— Start EXERCISE INPUT —

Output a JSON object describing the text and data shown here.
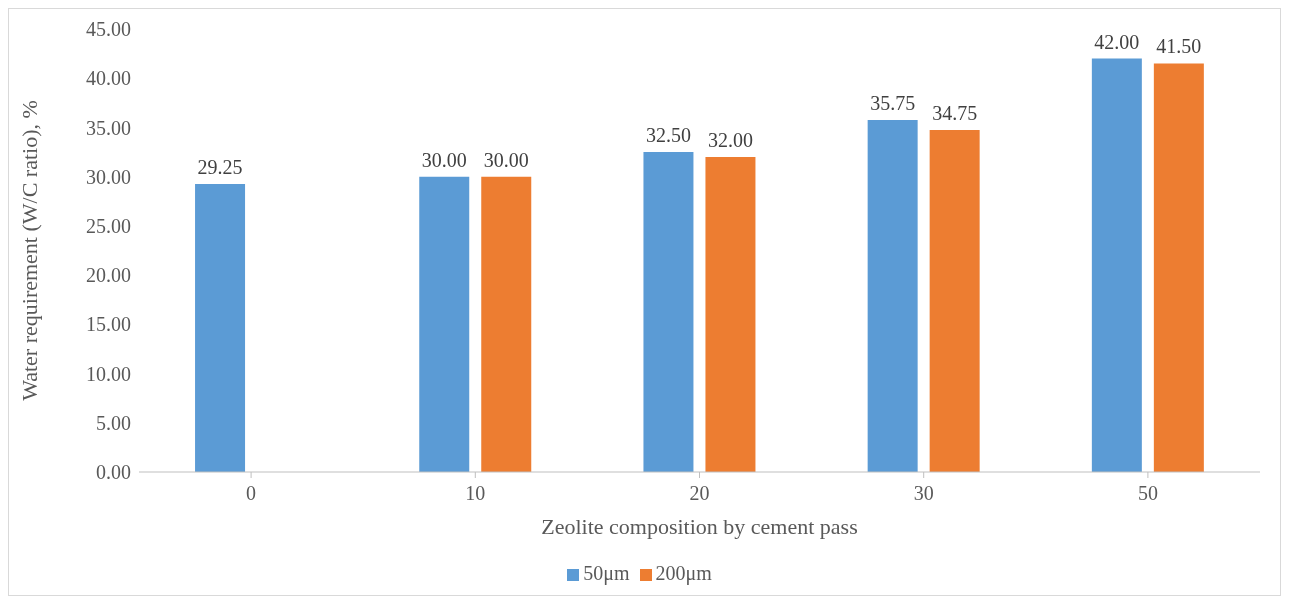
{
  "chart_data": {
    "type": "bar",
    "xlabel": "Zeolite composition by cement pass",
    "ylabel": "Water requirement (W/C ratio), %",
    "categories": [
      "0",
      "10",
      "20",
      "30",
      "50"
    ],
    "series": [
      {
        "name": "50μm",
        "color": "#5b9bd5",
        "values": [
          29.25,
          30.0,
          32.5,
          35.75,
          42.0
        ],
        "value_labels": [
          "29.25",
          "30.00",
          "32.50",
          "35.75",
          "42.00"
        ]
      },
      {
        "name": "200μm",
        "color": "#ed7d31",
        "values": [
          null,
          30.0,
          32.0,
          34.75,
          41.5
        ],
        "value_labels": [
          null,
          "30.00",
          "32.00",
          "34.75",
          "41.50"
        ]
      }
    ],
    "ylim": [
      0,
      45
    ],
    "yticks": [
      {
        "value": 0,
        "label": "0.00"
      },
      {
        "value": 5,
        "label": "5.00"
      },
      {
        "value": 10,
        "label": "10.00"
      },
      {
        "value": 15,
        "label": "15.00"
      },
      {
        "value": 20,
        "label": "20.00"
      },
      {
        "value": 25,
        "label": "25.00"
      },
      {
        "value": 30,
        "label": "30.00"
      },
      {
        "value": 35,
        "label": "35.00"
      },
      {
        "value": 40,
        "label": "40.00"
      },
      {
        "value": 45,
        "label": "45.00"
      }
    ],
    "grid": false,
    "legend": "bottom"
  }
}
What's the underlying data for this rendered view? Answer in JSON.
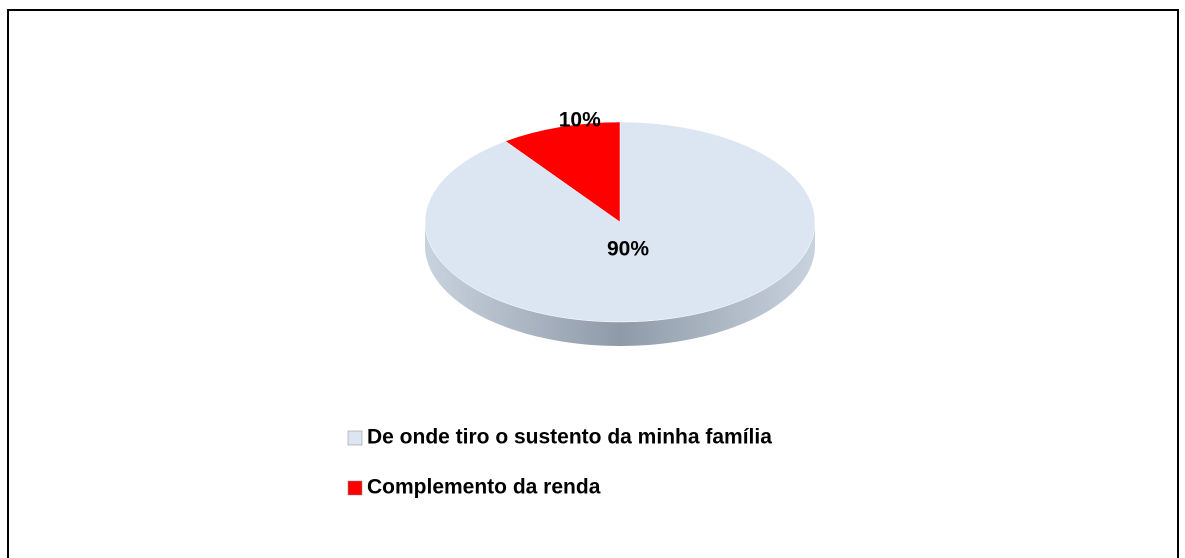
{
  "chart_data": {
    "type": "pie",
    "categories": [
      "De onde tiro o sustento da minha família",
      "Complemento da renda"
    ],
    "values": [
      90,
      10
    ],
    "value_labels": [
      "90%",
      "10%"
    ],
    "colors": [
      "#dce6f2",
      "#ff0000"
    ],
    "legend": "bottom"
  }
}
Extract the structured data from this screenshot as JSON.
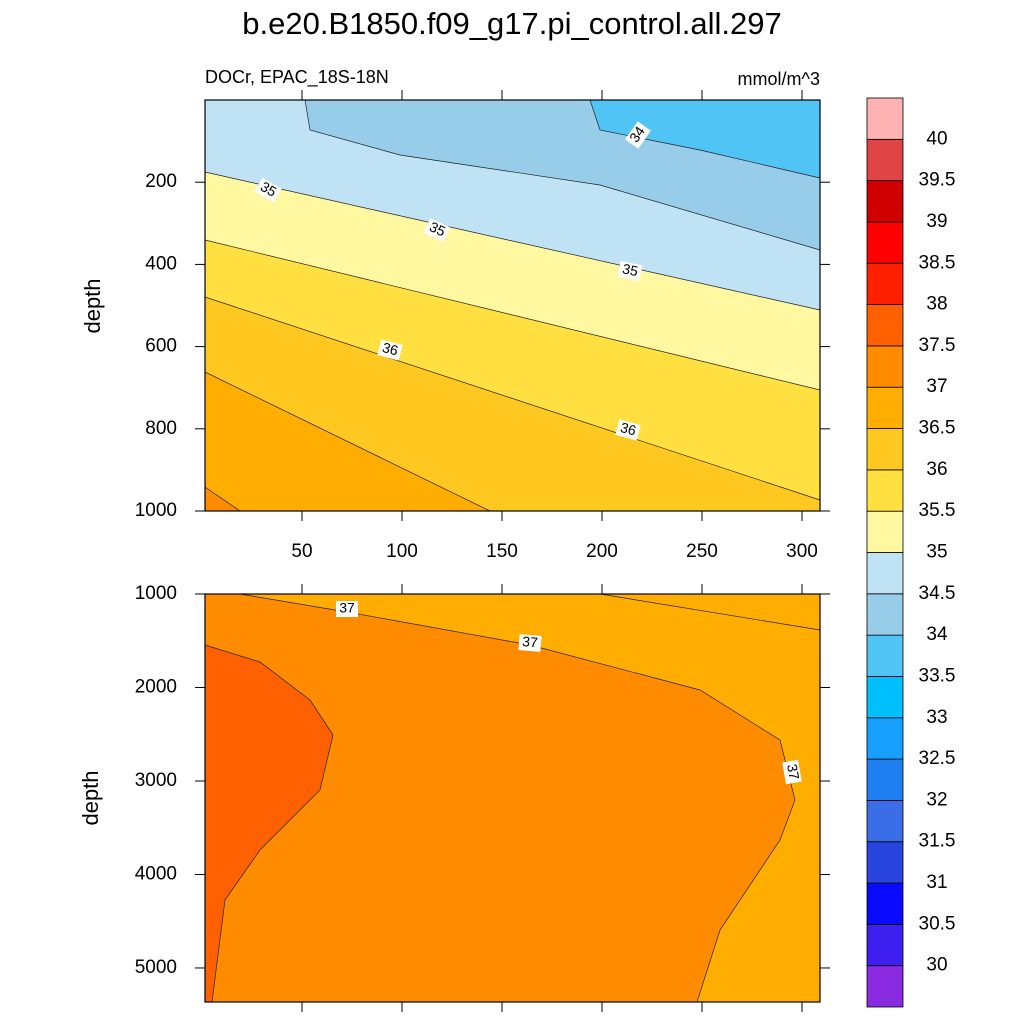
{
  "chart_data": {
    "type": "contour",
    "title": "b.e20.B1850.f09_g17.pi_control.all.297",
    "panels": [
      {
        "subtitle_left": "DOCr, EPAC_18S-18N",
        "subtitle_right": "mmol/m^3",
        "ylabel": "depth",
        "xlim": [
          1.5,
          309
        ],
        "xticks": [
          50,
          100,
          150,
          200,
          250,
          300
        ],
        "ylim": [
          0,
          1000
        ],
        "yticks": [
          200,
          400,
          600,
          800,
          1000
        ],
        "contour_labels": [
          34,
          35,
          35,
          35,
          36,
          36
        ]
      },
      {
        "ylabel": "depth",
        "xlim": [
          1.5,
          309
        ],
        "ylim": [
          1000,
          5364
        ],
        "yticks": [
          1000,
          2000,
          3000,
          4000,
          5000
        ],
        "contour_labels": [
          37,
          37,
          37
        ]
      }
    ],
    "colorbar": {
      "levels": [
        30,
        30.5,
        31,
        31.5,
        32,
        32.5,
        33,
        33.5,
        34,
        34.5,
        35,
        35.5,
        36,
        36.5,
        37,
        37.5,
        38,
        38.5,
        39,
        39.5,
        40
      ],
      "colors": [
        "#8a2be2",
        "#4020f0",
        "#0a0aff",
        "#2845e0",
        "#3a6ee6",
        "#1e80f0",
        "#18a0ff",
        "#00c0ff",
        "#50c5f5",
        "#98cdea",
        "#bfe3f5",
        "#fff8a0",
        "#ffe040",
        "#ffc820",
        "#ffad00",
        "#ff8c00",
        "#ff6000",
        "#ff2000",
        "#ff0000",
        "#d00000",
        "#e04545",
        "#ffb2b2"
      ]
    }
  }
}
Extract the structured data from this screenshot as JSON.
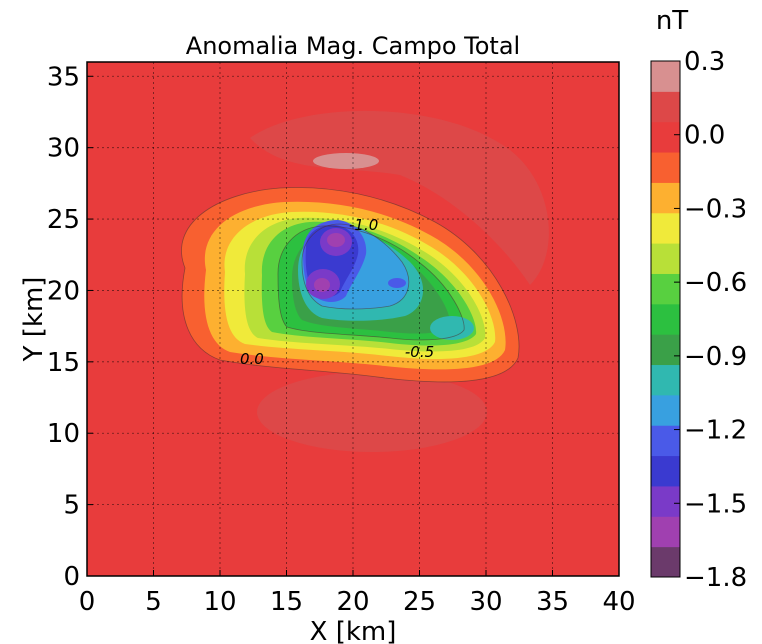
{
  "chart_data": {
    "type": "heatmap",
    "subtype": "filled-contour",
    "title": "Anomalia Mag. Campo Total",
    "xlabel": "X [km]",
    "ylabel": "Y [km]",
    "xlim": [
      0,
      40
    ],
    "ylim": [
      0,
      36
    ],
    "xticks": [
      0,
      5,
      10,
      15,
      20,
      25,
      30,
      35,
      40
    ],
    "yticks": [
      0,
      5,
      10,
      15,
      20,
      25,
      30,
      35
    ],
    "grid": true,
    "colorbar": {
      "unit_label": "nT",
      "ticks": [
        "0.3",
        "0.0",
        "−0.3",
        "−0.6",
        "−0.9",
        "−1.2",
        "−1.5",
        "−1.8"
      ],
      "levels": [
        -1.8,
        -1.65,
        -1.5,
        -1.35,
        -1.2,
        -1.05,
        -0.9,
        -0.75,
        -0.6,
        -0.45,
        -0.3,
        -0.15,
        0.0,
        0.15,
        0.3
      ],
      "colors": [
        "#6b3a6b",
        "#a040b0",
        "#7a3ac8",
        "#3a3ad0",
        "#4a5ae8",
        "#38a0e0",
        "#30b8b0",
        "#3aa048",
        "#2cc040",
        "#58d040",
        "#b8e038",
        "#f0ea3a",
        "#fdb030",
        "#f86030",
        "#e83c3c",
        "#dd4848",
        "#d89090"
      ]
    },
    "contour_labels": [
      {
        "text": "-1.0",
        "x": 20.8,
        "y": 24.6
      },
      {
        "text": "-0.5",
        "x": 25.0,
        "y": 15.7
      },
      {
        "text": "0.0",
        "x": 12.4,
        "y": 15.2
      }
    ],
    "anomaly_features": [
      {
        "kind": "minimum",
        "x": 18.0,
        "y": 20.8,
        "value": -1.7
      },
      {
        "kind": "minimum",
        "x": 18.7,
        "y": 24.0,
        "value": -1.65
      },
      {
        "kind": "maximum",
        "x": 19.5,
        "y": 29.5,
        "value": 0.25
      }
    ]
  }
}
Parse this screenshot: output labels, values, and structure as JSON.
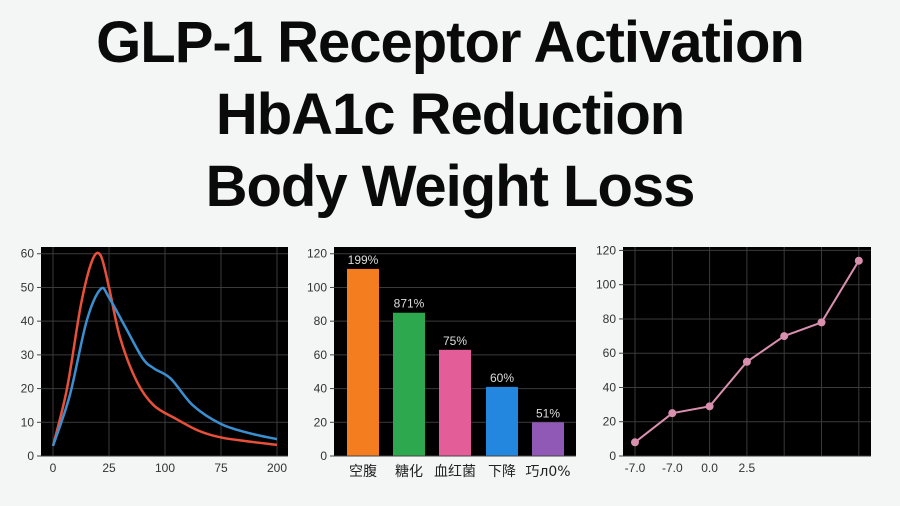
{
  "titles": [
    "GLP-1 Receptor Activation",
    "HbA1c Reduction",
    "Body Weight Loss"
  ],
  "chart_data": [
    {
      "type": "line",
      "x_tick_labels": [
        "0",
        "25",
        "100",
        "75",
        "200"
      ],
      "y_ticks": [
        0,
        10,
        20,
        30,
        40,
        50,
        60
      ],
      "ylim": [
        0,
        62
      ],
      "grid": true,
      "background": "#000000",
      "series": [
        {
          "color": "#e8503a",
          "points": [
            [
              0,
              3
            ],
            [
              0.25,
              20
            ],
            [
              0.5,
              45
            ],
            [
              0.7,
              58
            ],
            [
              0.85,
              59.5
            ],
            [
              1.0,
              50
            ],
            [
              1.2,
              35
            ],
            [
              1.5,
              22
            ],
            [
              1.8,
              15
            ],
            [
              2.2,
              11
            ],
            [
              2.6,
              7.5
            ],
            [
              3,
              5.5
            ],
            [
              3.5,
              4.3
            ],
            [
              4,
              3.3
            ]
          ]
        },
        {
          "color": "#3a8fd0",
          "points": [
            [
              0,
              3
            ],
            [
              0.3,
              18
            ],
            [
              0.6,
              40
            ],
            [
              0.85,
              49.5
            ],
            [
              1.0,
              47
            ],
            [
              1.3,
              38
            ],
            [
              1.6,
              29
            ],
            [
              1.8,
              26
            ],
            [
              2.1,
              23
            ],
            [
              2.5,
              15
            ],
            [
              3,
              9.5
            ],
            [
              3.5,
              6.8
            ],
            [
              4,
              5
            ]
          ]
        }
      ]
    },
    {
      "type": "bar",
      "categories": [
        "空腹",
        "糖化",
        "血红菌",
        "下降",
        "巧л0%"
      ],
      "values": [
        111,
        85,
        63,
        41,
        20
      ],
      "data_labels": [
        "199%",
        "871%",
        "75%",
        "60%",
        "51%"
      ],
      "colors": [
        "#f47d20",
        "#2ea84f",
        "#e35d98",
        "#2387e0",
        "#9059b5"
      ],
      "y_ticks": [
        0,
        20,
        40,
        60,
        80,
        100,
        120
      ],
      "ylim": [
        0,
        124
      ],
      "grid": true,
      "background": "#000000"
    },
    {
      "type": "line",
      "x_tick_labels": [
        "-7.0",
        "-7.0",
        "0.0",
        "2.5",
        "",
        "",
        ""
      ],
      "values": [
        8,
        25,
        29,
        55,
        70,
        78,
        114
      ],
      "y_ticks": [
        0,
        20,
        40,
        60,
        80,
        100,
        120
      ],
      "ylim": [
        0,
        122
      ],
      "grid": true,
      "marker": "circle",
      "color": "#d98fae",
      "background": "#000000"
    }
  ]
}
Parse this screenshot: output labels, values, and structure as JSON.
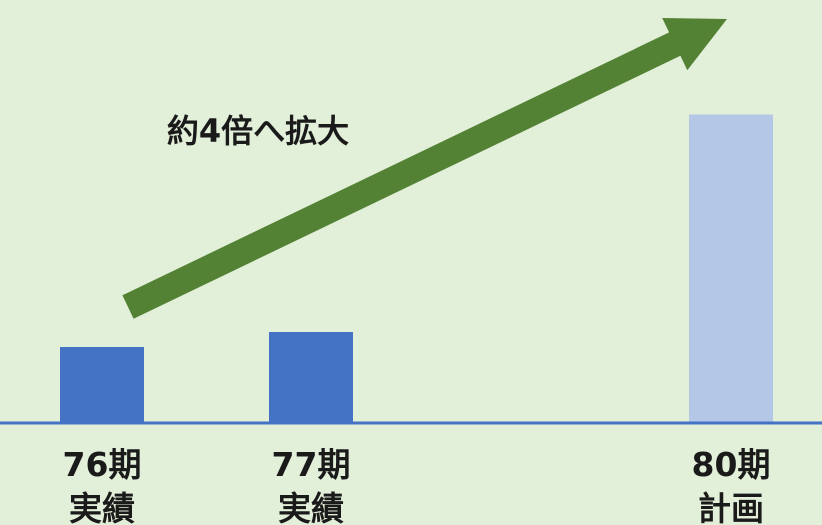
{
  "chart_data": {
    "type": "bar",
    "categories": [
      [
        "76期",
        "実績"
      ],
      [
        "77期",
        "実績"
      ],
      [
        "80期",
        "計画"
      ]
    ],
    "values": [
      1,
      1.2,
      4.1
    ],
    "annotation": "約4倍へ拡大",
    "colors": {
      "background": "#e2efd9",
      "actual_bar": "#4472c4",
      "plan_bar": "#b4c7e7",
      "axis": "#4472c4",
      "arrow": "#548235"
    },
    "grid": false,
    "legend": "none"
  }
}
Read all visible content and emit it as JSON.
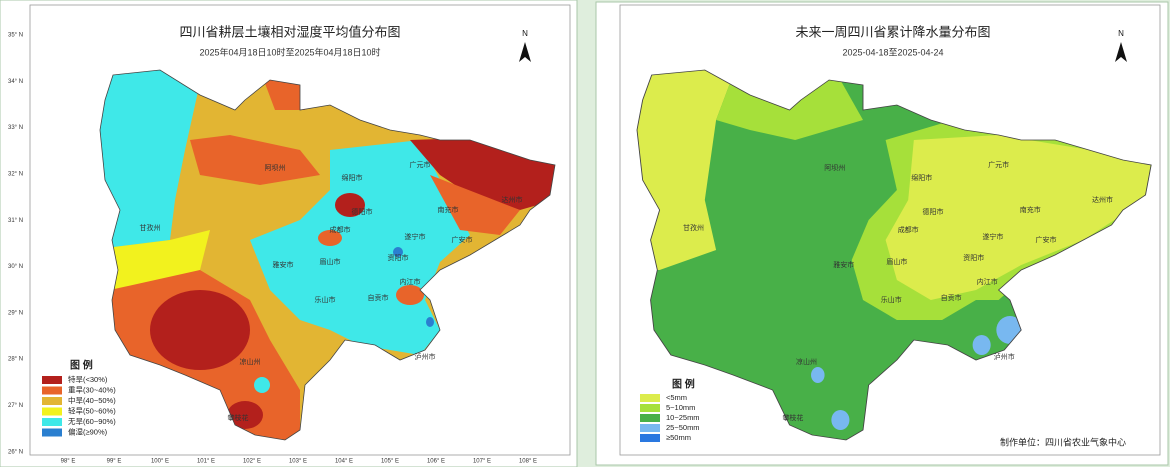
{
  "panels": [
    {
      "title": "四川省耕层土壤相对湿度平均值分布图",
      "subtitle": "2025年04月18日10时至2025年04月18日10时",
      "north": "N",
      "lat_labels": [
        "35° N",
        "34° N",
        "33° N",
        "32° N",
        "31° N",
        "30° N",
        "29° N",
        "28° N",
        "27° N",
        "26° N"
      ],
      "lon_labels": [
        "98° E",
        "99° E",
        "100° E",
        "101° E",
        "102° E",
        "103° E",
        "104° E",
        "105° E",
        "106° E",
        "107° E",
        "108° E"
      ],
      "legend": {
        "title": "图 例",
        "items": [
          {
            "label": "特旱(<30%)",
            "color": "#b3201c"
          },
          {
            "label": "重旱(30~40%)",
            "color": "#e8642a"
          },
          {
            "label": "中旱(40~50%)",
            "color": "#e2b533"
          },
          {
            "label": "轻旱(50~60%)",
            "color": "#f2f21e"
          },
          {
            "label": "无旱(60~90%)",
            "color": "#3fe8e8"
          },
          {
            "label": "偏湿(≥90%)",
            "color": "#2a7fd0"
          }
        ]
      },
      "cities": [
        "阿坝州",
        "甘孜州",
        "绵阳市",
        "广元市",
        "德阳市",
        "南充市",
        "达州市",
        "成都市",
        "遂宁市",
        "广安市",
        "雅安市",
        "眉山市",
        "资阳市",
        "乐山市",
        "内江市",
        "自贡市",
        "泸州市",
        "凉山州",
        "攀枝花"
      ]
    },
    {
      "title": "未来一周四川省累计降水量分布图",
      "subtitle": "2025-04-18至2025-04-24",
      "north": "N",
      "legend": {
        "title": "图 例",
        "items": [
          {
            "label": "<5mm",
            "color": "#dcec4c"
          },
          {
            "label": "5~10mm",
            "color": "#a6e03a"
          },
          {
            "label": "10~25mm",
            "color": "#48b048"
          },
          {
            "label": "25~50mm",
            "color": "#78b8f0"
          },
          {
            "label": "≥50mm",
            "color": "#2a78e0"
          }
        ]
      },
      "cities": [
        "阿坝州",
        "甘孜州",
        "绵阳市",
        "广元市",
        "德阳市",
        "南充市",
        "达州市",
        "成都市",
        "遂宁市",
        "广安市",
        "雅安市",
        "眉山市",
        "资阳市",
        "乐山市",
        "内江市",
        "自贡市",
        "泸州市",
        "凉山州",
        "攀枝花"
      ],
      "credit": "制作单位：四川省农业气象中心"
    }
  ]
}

— End EXERCISE INPUT —

> TASK DESCRIPTION
In the data above, tally the lines holding "JSON" and answer with the figure only.

> EXPECTED ANSWER
7